**Data to process:**
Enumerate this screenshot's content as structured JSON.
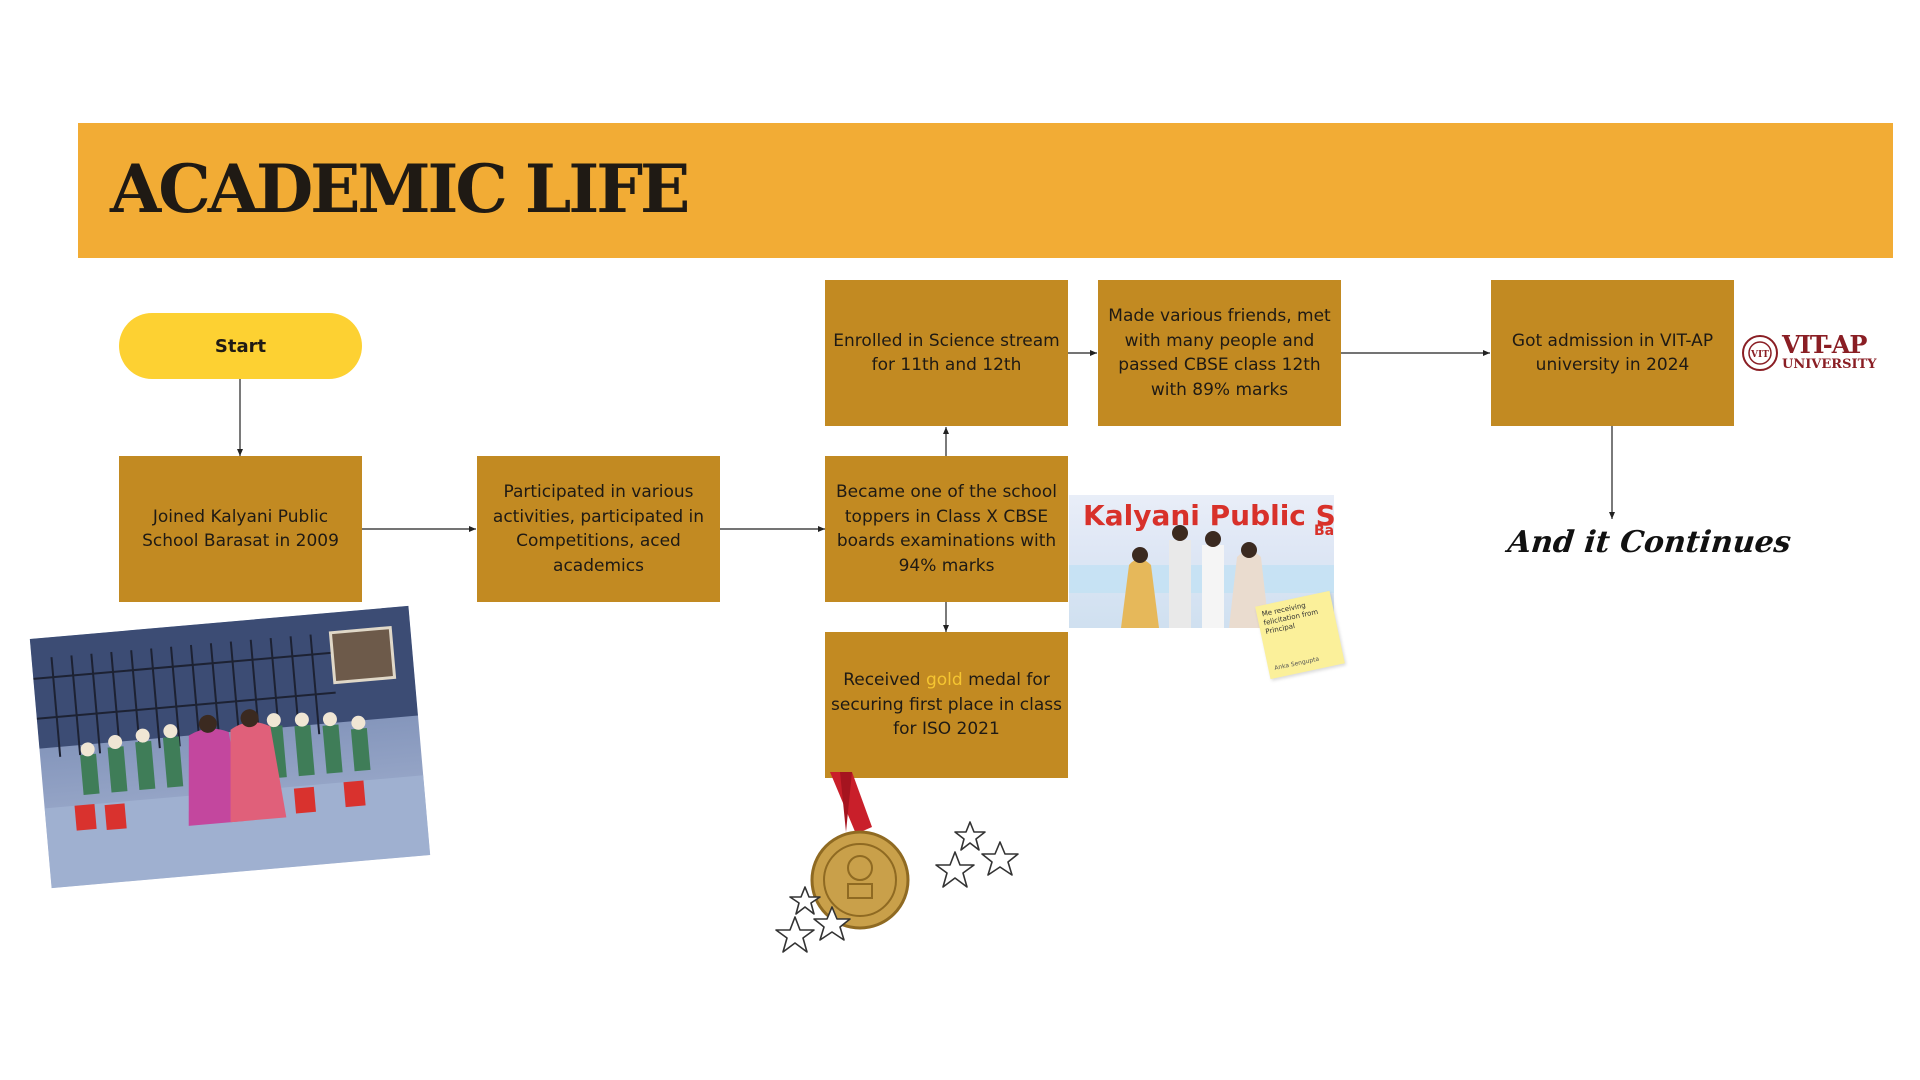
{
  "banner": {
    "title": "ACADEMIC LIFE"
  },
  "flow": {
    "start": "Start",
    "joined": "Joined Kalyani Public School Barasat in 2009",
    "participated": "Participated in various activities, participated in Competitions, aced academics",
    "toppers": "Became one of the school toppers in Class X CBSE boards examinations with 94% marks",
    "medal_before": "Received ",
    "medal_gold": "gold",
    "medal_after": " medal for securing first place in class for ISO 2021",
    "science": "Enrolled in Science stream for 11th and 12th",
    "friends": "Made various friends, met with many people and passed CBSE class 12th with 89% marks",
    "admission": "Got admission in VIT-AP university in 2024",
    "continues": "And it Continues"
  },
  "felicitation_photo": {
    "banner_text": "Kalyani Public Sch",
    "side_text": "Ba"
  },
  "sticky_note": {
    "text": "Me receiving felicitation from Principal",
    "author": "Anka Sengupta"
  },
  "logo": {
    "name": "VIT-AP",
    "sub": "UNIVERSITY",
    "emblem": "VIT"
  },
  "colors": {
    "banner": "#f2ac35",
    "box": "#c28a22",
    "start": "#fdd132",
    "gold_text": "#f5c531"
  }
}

**Brief:** Please transcribe the material above exactly as written. Leave the pictures out.

**The reply:**
Enumerate this screenshot's content as structured JSON.
{
  "banner": {
    "title": "ACADEMIC LIFE"
  },
  "flow": {
    "start": "Start",
    "joined": "Joined Kalyani Public School Barasat in 2009",
    "participated": "Participated in various activities, participated in Competitions, aced academics",
    "toppers": "Became one of the school toppers in Class X CBSE boards examinations with 94% marks",
    "medal_before": "Received ",
    "medal_gold": "gold",
    "medal_after": " medal for securing first place in class for ISO 2021",
    "science": "Enrolled in Science stream for 11th and 12th",
    "friends": "Made various friends, met with many people and passed CBSE class 12th with 89% marks",
    "admission": "Got admission in VIT-AP university in 2024",
    "continues": "And it Continues"
  },
  "felicitation_photo": {
    "banner_text": "Kalyani Public Sch",
    "side_text": "Ba"
  },
  "sticky_note": {
    "text": "Me receiving felicitation from Principal",
    "author": "Anka Sengupta"
  },
  "logo": {
    "name": "VIT-AP",
    "sub": "UNIVERSITY",
    "emblem": "VIT"
  },
  "colors": {
    "banner": "#f2ac35",
    "box": "#c28a22",
    "start": "#fdd132",
    "gold_text": "#f5c531"
  }
}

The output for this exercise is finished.